● **Directions for this task**: Copy every line that mentions the word "name".
[START]
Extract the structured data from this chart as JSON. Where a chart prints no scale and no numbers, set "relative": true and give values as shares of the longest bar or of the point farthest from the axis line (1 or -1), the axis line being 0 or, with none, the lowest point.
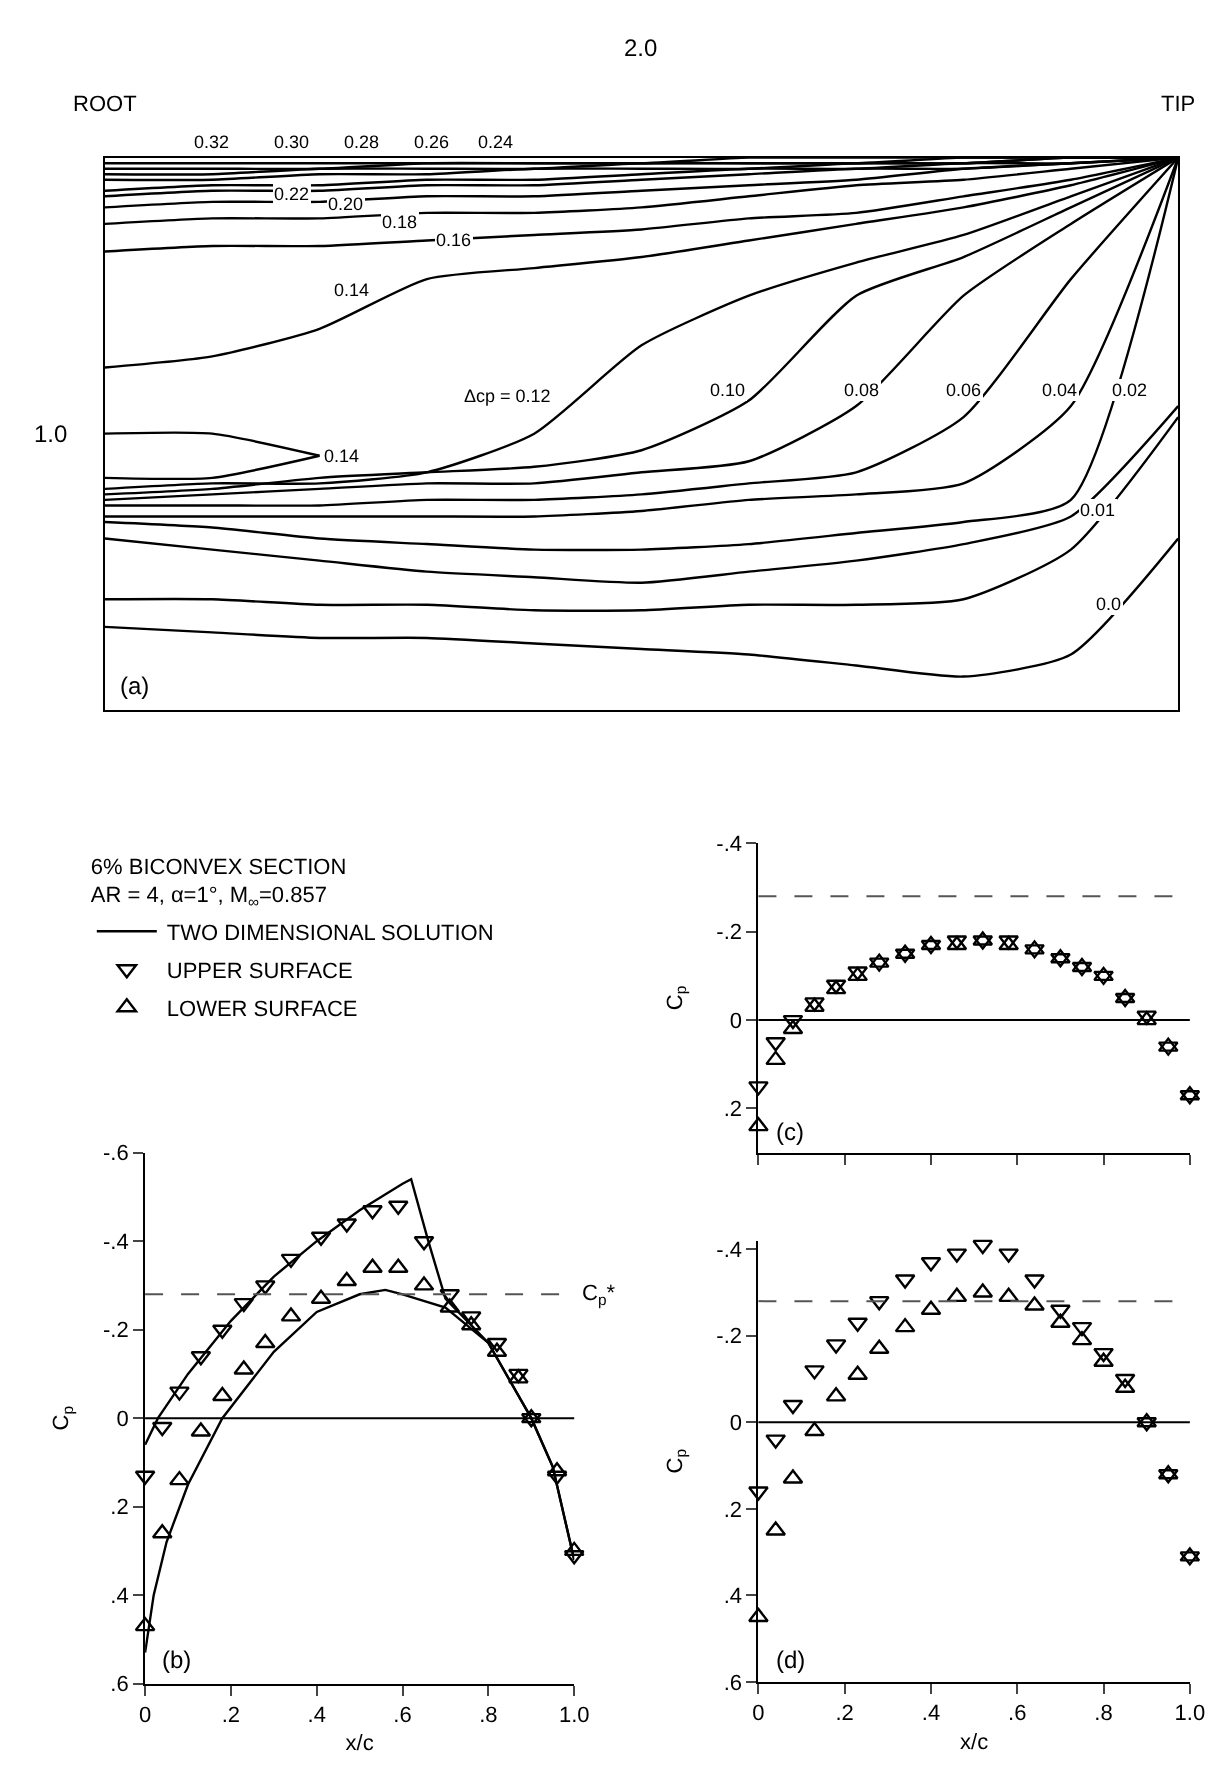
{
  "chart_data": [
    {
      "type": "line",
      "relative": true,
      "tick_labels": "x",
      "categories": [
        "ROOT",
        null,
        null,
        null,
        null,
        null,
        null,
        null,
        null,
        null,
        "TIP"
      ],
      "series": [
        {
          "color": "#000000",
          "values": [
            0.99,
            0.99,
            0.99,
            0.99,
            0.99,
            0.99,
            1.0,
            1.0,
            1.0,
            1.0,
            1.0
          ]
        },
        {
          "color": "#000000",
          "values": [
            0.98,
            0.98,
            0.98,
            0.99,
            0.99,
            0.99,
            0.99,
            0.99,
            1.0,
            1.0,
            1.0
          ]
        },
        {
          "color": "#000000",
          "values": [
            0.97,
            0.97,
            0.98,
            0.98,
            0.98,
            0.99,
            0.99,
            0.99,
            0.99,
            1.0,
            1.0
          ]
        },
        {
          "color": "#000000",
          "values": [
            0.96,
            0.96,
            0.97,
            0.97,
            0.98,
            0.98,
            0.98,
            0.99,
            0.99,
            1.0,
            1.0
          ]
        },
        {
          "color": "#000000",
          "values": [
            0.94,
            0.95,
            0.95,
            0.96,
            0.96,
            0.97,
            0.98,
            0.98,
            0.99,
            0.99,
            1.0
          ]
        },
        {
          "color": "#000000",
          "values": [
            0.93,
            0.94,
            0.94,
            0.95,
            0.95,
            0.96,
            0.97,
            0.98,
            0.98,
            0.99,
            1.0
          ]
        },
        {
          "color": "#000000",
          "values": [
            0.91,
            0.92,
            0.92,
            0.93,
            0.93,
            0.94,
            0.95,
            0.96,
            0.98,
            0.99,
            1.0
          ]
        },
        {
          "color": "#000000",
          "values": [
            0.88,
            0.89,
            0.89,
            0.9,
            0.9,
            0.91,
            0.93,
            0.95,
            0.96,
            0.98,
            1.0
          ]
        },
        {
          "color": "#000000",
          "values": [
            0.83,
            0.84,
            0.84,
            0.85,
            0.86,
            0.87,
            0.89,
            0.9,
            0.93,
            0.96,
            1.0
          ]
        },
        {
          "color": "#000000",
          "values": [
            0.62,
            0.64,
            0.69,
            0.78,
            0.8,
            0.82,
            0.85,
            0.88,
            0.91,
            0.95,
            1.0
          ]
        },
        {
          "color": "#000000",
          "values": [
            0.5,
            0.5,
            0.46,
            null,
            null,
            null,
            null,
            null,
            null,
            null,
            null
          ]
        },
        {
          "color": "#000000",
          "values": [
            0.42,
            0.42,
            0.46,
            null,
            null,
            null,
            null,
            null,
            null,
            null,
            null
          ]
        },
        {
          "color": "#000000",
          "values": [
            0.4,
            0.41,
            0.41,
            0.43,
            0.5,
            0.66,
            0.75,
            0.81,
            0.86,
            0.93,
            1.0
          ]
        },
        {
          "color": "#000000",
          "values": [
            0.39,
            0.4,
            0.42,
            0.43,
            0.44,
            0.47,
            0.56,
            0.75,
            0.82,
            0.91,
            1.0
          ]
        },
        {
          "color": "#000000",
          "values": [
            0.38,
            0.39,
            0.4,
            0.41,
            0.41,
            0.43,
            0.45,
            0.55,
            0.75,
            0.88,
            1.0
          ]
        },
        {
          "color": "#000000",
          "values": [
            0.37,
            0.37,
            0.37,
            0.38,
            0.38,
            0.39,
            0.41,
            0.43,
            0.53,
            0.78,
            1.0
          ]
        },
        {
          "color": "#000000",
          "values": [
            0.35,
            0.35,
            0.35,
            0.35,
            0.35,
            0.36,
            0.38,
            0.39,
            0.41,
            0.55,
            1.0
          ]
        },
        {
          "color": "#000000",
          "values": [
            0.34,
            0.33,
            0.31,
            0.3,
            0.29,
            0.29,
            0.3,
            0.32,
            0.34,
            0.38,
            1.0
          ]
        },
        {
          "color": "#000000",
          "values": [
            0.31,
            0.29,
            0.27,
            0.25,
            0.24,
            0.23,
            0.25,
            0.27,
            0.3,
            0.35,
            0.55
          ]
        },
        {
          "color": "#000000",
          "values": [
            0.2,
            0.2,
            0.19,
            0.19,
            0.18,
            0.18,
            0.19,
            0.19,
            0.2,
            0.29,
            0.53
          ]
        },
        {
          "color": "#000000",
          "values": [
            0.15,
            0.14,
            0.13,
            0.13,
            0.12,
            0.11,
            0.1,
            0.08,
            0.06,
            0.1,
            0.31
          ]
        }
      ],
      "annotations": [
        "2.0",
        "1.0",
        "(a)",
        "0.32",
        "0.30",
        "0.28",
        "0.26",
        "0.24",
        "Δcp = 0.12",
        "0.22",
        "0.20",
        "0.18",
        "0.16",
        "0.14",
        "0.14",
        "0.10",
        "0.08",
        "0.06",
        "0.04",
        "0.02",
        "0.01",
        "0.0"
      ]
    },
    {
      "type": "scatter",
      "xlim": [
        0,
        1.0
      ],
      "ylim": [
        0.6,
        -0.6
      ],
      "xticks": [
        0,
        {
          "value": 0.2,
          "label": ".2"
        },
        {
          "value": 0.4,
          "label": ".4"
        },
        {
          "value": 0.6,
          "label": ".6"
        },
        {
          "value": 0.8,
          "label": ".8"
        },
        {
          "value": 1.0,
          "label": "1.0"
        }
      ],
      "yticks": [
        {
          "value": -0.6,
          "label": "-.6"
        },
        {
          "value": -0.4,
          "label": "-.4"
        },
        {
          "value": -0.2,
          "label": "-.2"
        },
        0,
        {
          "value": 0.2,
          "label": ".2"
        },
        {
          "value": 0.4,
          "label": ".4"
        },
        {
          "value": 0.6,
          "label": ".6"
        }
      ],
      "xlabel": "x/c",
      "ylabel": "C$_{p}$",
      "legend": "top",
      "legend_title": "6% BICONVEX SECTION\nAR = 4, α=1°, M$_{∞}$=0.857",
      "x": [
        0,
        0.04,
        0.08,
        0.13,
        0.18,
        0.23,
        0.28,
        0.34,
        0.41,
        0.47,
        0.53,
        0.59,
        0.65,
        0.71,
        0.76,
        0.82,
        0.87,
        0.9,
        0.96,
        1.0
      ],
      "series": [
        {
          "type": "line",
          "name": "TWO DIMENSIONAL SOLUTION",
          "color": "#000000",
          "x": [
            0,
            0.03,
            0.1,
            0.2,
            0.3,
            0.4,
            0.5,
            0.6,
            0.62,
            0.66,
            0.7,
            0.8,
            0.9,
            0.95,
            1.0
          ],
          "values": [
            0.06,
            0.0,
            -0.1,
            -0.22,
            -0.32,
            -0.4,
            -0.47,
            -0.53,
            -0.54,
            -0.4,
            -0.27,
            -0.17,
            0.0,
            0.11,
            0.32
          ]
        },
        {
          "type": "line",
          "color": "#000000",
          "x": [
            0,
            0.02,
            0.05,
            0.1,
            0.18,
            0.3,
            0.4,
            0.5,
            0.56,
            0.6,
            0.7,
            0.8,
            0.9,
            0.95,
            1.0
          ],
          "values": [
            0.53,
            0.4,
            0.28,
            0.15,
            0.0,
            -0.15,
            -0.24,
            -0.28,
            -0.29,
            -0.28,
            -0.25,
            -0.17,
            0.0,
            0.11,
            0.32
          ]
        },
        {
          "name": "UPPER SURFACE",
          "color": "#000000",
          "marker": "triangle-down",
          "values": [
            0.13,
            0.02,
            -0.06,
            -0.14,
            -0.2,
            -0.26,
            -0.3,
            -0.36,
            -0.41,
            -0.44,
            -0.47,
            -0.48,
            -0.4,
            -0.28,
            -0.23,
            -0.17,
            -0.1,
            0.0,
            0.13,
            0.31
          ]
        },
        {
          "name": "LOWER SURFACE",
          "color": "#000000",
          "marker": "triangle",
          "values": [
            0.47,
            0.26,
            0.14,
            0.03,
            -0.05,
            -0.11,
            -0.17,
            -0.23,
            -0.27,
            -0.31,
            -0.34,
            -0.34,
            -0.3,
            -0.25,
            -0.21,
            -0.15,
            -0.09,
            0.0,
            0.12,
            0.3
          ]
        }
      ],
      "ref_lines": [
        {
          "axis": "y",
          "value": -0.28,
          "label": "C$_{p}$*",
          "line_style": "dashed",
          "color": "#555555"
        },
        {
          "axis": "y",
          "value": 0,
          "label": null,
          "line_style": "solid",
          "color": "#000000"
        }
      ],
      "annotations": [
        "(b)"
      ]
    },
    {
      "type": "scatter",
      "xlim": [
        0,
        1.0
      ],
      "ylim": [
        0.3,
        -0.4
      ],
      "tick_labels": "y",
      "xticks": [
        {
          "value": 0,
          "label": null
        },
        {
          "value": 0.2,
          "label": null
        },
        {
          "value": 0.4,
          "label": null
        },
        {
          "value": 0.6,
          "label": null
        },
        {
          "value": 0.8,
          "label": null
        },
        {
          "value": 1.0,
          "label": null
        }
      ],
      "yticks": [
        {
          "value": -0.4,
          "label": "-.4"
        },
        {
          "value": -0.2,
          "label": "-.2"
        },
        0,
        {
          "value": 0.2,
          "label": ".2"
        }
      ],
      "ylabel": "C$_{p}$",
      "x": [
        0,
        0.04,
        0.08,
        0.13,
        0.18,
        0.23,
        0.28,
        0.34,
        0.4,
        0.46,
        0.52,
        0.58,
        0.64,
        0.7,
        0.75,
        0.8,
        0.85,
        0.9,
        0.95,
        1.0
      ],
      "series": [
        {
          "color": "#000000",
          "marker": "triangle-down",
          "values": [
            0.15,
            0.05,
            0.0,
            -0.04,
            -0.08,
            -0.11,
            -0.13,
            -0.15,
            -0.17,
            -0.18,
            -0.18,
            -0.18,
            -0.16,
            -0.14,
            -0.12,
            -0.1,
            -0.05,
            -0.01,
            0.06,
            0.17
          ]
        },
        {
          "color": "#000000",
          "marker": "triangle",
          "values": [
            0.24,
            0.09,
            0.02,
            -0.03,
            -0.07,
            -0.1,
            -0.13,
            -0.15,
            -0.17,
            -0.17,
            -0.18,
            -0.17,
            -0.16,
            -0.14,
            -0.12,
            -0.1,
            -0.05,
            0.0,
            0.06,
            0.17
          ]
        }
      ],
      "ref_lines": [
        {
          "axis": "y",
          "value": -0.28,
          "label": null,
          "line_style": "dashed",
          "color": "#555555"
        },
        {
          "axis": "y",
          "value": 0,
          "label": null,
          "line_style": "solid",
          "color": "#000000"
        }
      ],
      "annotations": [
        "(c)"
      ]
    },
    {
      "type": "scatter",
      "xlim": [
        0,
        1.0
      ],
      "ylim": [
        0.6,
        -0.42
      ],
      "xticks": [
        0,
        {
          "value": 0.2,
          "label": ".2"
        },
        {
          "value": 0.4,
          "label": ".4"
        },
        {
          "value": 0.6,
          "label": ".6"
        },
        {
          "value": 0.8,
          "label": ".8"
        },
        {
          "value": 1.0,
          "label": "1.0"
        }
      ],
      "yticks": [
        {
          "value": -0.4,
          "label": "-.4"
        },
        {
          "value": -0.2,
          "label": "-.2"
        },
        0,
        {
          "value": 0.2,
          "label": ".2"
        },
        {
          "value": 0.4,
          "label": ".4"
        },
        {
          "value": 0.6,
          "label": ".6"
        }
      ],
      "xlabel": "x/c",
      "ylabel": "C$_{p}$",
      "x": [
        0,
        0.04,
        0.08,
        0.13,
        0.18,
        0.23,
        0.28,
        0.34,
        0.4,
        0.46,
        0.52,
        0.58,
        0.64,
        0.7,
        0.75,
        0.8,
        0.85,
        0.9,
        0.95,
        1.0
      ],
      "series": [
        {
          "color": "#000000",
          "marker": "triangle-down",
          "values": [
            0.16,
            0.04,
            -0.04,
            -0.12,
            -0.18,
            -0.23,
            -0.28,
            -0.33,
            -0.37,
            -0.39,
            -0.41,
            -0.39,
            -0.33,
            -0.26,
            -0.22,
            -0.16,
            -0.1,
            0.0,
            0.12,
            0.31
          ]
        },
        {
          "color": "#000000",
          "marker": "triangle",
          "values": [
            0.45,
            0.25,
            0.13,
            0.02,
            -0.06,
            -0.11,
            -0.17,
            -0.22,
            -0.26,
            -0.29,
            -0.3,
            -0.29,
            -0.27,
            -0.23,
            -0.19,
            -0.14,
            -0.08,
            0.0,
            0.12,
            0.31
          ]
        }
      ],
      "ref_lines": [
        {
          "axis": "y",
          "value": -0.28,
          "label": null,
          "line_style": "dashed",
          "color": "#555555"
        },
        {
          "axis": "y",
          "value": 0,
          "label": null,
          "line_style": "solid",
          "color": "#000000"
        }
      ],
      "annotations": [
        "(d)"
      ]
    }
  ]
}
[END]
● **Exercise answer**:
          "name": "TWO DIMENSIONAL SOLUTION",
          "name": "UPPER SURFACE",
          "name": "LOWER SURFACE",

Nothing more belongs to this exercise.